◆ PROBLEM TO WORK ON: Keep every line where the word "vers" appears; drop the rest.

----- DATA LINES

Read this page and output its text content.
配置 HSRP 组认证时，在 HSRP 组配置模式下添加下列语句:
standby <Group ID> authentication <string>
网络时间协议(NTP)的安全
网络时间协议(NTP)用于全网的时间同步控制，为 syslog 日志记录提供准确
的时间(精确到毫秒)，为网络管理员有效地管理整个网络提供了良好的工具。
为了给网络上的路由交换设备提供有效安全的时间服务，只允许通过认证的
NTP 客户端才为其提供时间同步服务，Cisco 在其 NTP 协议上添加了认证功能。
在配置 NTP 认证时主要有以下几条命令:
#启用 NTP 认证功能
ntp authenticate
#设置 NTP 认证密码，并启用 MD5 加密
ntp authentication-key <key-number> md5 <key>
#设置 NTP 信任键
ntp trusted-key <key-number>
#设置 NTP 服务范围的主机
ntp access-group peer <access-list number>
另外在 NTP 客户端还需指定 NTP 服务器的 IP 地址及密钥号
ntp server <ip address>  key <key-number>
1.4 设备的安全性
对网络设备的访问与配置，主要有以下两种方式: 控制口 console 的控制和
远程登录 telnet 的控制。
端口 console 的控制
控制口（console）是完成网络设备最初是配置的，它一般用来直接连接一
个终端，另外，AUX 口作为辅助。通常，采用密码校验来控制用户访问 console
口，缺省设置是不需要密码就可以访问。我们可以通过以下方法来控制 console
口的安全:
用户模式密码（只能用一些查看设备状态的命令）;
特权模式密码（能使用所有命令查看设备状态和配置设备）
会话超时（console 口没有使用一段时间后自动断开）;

----------
----- DATA LINES

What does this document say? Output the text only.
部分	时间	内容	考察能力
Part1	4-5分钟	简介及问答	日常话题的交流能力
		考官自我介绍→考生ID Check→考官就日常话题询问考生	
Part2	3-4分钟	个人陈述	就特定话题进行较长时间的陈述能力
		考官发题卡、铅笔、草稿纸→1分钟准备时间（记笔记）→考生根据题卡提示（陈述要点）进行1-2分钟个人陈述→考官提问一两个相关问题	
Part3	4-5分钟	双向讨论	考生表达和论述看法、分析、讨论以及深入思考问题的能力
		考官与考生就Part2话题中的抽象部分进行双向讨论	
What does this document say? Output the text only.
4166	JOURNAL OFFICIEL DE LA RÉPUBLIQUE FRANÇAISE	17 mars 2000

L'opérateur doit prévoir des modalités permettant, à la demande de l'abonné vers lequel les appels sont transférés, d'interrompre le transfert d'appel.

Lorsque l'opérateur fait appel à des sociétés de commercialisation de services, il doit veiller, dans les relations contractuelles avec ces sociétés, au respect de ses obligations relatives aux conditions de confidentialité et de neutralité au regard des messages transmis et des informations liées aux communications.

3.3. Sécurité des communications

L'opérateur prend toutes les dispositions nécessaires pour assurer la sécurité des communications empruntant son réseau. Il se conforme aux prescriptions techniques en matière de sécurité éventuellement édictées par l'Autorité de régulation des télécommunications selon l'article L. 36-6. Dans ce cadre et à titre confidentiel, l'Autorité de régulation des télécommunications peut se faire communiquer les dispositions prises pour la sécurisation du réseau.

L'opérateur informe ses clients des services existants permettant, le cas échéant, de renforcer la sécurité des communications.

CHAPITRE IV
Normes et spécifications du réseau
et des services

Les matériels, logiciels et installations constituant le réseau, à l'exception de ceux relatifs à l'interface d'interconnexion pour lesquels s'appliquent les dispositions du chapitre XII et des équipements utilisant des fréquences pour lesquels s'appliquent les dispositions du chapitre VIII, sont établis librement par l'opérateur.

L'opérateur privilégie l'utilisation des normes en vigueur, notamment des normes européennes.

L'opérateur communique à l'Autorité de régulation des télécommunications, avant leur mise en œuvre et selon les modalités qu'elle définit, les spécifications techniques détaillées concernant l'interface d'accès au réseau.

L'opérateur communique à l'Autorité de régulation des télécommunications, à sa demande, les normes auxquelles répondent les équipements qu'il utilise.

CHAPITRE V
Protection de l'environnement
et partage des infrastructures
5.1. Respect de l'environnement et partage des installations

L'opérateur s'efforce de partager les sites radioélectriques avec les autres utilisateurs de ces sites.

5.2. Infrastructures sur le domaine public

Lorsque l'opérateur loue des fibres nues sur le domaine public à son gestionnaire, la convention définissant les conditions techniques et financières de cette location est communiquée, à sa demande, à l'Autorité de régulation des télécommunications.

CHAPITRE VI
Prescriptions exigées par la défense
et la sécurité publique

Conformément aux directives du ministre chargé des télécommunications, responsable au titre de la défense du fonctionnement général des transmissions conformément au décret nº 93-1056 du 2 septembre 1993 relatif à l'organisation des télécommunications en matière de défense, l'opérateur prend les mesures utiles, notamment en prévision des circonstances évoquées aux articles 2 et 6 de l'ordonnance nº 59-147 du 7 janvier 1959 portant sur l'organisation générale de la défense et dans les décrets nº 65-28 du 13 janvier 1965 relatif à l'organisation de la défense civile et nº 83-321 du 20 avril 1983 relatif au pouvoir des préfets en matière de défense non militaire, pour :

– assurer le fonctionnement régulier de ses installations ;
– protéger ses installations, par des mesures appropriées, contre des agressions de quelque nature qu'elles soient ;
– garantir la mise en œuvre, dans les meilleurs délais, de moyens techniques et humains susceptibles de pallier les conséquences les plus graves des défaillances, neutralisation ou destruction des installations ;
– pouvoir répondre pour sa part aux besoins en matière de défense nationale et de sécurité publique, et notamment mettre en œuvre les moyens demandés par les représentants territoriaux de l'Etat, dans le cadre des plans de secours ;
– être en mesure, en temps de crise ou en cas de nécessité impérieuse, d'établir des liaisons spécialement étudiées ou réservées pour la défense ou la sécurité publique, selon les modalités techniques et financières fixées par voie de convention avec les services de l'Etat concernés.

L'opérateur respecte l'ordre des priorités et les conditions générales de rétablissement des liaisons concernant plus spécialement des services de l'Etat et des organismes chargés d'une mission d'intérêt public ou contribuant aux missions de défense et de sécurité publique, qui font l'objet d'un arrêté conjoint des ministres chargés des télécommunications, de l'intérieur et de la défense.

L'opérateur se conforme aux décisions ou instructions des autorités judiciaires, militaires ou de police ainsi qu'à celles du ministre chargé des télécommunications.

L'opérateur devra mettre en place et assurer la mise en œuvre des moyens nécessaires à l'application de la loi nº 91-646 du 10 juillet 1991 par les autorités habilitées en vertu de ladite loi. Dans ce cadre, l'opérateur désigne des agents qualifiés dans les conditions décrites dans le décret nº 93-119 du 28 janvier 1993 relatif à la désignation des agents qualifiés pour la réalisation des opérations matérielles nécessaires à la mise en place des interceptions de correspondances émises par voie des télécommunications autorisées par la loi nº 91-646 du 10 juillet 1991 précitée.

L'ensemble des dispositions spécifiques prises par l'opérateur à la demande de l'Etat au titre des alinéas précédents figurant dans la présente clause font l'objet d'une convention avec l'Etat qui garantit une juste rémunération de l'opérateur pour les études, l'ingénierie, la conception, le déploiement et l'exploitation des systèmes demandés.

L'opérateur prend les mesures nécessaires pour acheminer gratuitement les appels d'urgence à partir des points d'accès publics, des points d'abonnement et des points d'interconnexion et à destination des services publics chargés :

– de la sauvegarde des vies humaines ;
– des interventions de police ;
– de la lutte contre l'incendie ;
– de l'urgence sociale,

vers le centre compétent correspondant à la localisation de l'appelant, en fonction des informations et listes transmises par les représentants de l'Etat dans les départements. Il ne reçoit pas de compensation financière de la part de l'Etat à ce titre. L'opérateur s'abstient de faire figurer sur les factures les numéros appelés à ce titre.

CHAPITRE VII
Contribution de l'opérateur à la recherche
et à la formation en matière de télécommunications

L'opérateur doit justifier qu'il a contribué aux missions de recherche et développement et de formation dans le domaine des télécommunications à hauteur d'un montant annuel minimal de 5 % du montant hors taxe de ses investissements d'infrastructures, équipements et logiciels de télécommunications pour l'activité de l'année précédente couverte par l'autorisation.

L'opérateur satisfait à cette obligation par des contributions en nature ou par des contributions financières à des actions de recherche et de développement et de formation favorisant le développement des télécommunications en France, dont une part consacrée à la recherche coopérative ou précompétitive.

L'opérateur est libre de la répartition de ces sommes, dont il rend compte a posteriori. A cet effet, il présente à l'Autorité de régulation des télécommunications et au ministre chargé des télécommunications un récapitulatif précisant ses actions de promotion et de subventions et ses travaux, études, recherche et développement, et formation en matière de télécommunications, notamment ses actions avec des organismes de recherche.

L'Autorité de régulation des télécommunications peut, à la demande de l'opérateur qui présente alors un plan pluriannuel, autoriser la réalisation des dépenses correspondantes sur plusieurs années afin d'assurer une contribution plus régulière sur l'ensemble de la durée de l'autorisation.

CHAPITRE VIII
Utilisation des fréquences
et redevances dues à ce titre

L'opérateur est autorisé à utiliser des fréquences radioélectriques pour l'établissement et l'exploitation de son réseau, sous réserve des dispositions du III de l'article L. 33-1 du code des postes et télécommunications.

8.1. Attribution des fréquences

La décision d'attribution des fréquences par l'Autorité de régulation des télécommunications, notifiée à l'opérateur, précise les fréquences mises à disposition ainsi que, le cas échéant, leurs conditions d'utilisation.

----------
----- DATA LINES

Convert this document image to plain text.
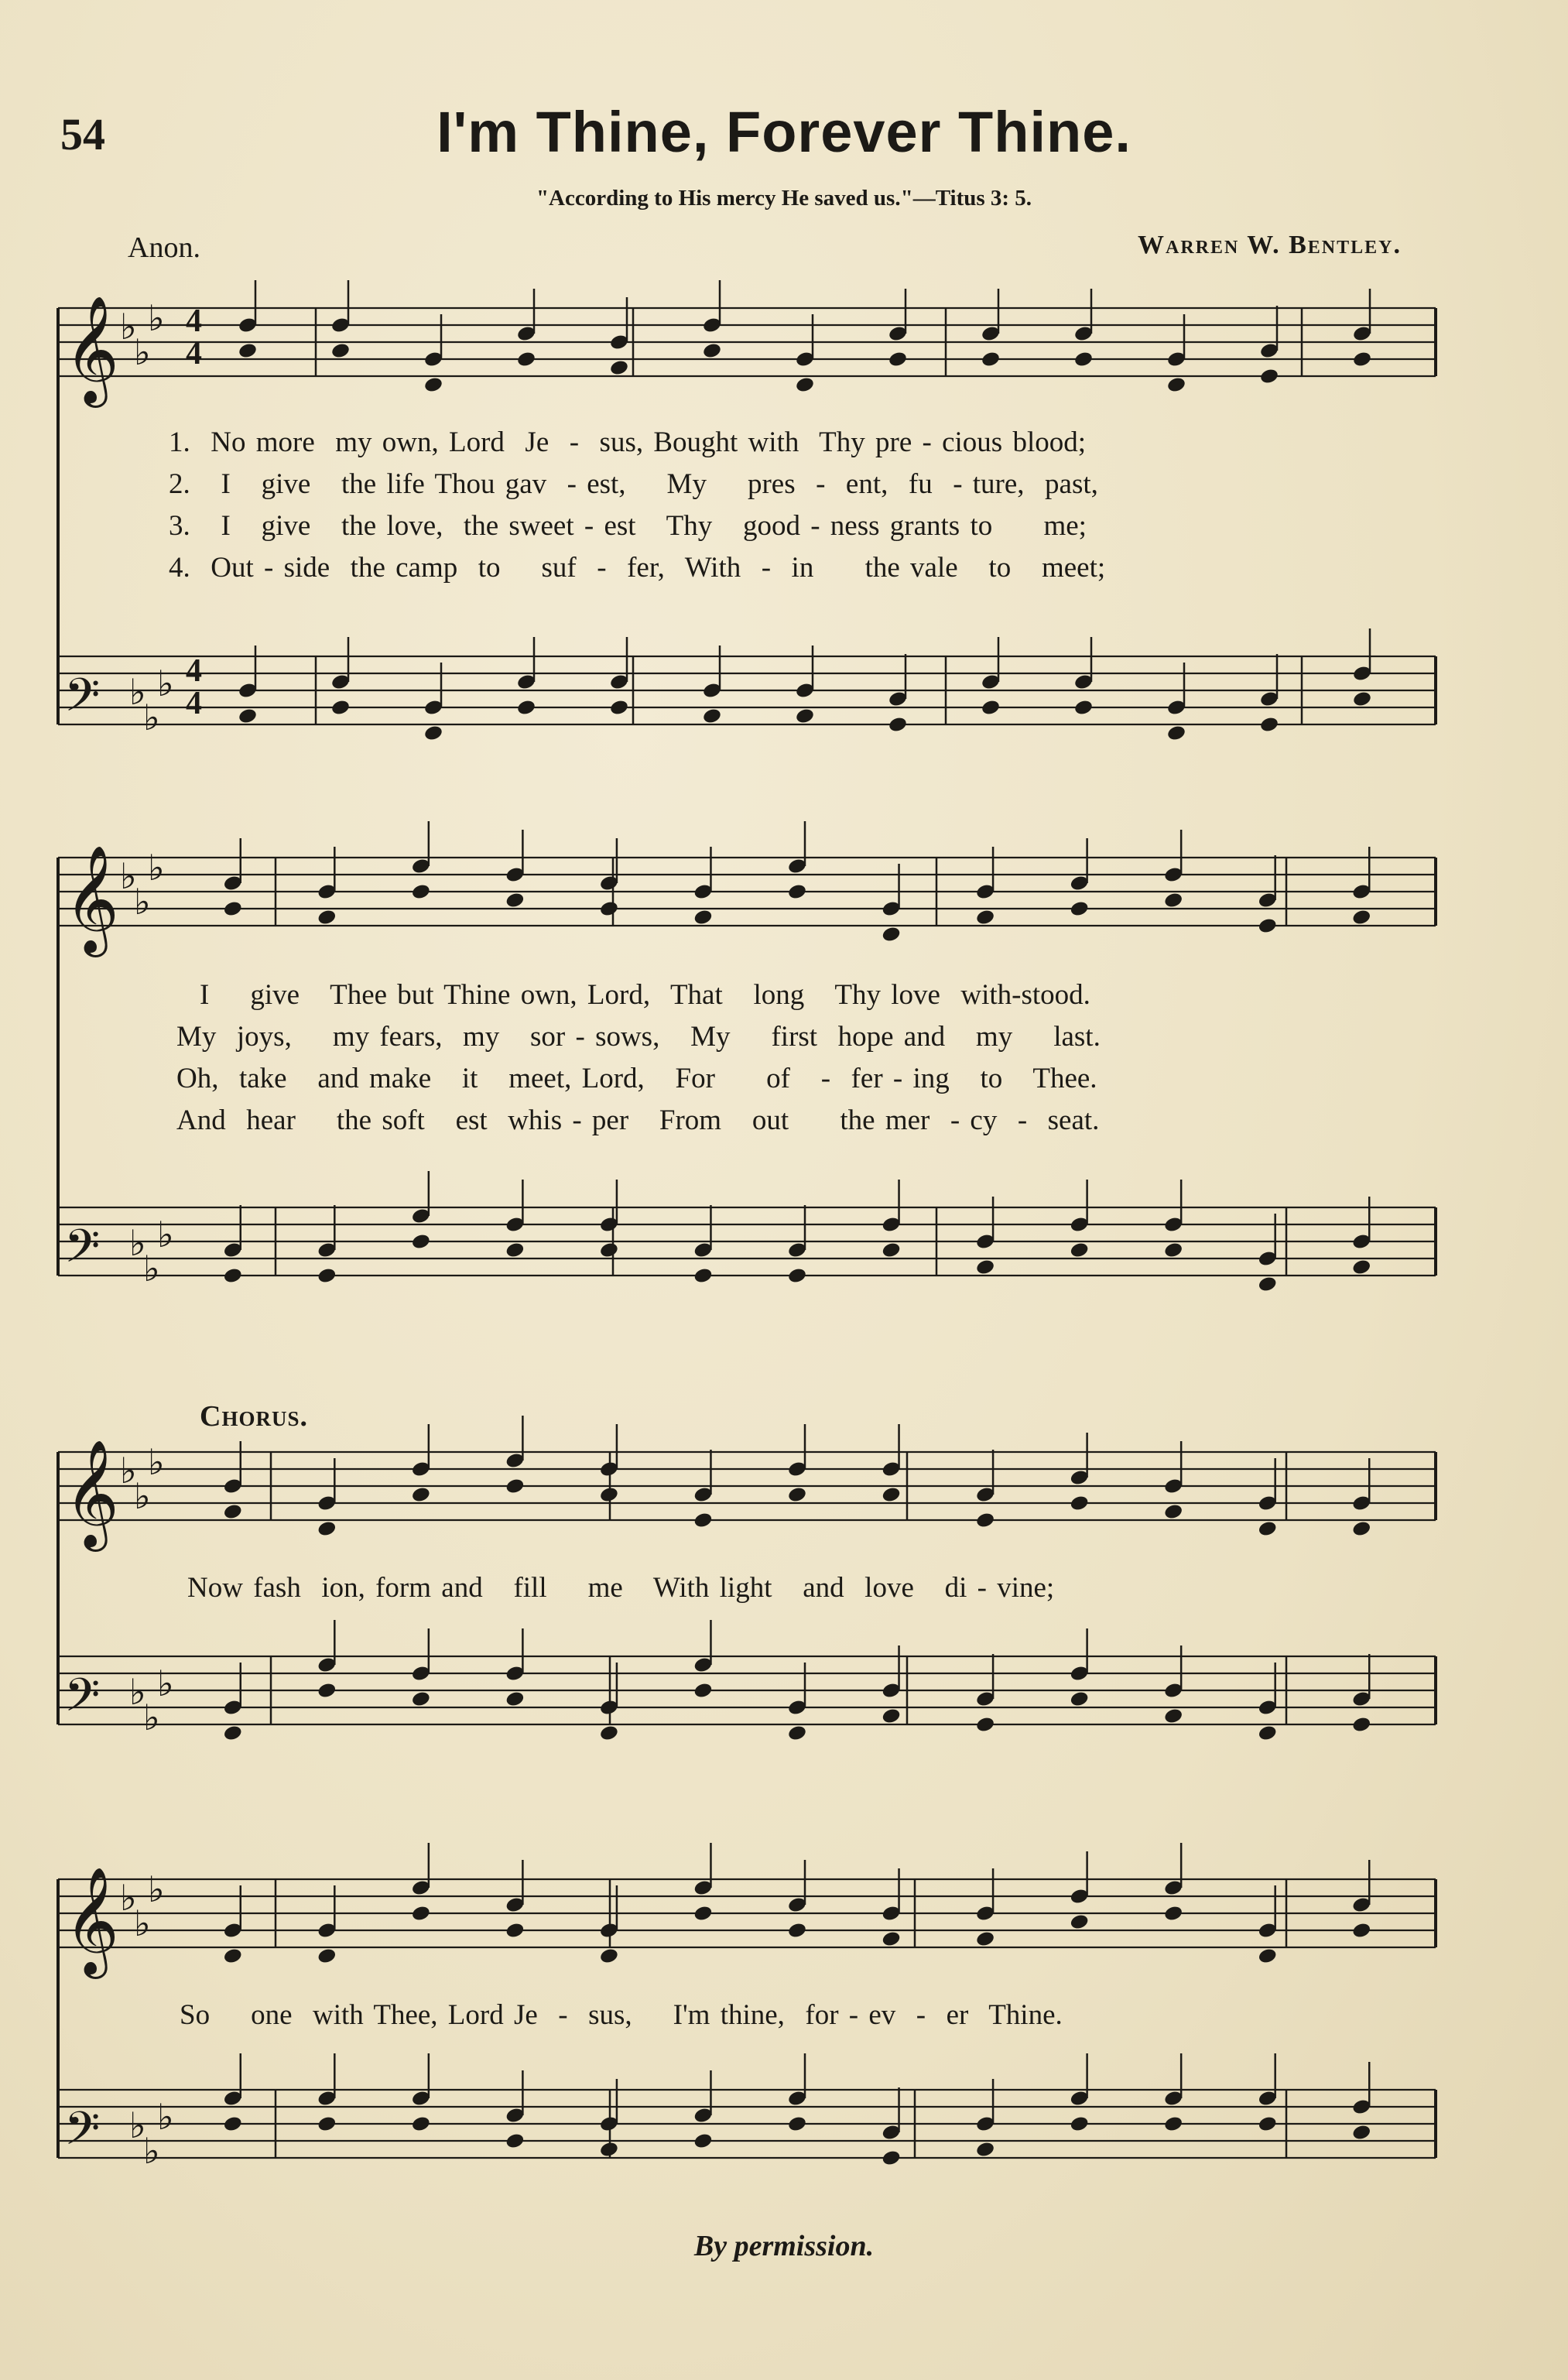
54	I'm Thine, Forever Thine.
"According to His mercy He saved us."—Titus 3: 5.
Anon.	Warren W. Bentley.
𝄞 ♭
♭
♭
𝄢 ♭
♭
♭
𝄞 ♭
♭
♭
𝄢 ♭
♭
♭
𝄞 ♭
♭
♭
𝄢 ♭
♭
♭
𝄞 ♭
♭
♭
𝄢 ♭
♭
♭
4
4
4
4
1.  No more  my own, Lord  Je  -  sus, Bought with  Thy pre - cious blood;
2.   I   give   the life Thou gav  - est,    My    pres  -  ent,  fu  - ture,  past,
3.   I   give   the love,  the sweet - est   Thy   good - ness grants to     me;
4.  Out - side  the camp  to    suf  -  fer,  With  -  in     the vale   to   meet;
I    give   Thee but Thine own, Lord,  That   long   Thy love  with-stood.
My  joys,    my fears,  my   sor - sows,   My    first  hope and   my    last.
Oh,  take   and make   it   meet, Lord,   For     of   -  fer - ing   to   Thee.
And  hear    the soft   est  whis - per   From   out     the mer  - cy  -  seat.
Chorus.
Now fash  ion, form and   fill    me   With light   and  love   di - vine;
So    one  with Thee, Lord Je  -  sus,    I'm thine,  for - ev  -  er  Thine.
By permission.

----------

◆ SOLUTION FOR THIS EXERCISE:
L'opérateur doit prévoir des modalités permettant, à la demande de l'abonné vers lequel les appels sont transférés, d'interrompre le transfert d'appel.
vers le centre compétent correspondant à la localisation de l'appelant, en fonction des informations et listes transmises par les représentants de l'Etat dans les départements. Il ne reçoit pas de compensation financière de la part de l'Etat à ce titre. L'opérateur s'abstient de faire figurer sur les factures les numéros appelés à ce titre.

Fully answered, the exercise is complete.